*STATED TASK*
Skip any picture you find and retype all the remaining lines exactly.

^^^^^^^^^^^^^^^^

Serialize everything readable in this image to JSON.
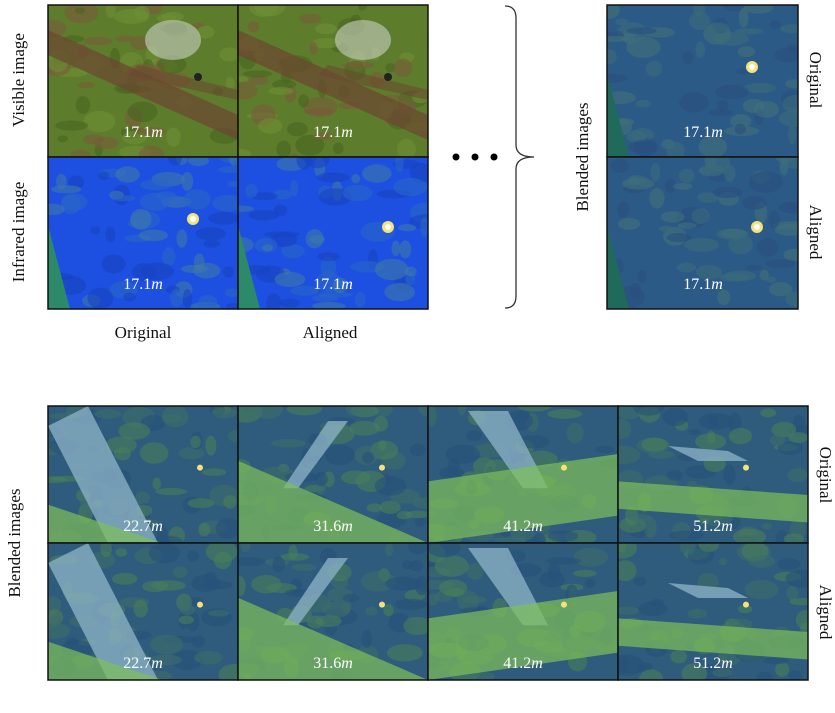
{
  "top": {
    "row_labels": [
      "Visible image",
      "Infrared image"
    ],
    "column_labels": [
      "Original",
      "Aligned"
    ],
    "distances": [
      [
        {
          "value": "17.1",
          "unit": "m"
        },
        {
          "value": "17.1",
          "unit": "m"
        }
      ],
      [
        {
          "value": "17.1",
          "unit": "m"
        },
        {
          "value": "17.1",
          "unit": "m"
        }
      ]
    ],
    "blended": {
      "label": "Blended images",
      "row_labels": [
        "Original",
        "Aligned"
      ],
      "distances": [
        {
          "value": "17.1",
          "unit": "m"
        },
        {
          "value": "17.1",
          "unit": "m"
        }
      ]
    }
  },
  "bottom": {
    "label": "Blended images",
    "row_labels": [
      "Original",
      "Aligned"
    ],
    "distances": [
      [
        {
          "value": "22.7",
          "unit": "m"
        },
        {
          "value": "31.6",
          "unit": "m"
        },
        {
          "value": "41.2",
          "unit": "m"
        },
        {
          "value": "51.2",
          "unit": "m"
        }
      ],
      [
        {
          "value": "22.7",
          "unit": "m"
        },
        {
          "value": "31.6",
          "unit": "m"
        },
        {
          "value": "41.2",
          "unit": "m"
        },
        {
          "value": "51.2",
          "unit": "m"
        }
      ]
    ]
  }
}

^^^^^^^^^^^^^^^^

*OUTPUT OF THE TASK*
Serialize everything readable in this image to JSON.
{
  "top": {
    "row_labels": [
      "Visible image",
      "Infrared image"
    ],
    "column_labels": [
      "Original",
      "Aligned"
    ],
    "distances": [
      [
        {
          "value": "17.1",
          "unit": "m"
        },
        {
          "value": "17.1",
          "unit": "m"
        }
      ],
      [
        {
          "value": "17.1",
          "unit": "m"
        },
        {
          "value": "17.1",
          "unit": "m"
        }
      ]
    ],
    "blended": {
      "label": "Blended images",
      "row_labels": [
        "Original",
        "Aligned"
      ],
      "distances": [
        {
          "value": "17.1",
          "unit": "m"
        },
        {
          "value": "17.1",
          "unit": "m"
        }
      ]
    }
  },
  "bottom": {
    "label": "Blended images",
    "row_labels": [
      "Original",
      "Aligned"
    ],
    "distances": [
      [
        {
          "value": "22.7",
          "unit": "m"
        },
        {
          "value": "31.6",
          "unit": "m"
        },
        {
          "value": "41.2",
          "unit": "m"
        },
        {
          "value": "51.2",
          "unit": "m"
        }
      ],
      [
        {
          "value": "22.7",
          "unit": "m"
        },
        {
          "value": "31.6",
          "unit": "m"
        },
        {
          "value": "41.2",
          "unit": "m"
        },
        {
          "value": "51.2",
          "unit": "m"
        }
      ]
    ]
  }
}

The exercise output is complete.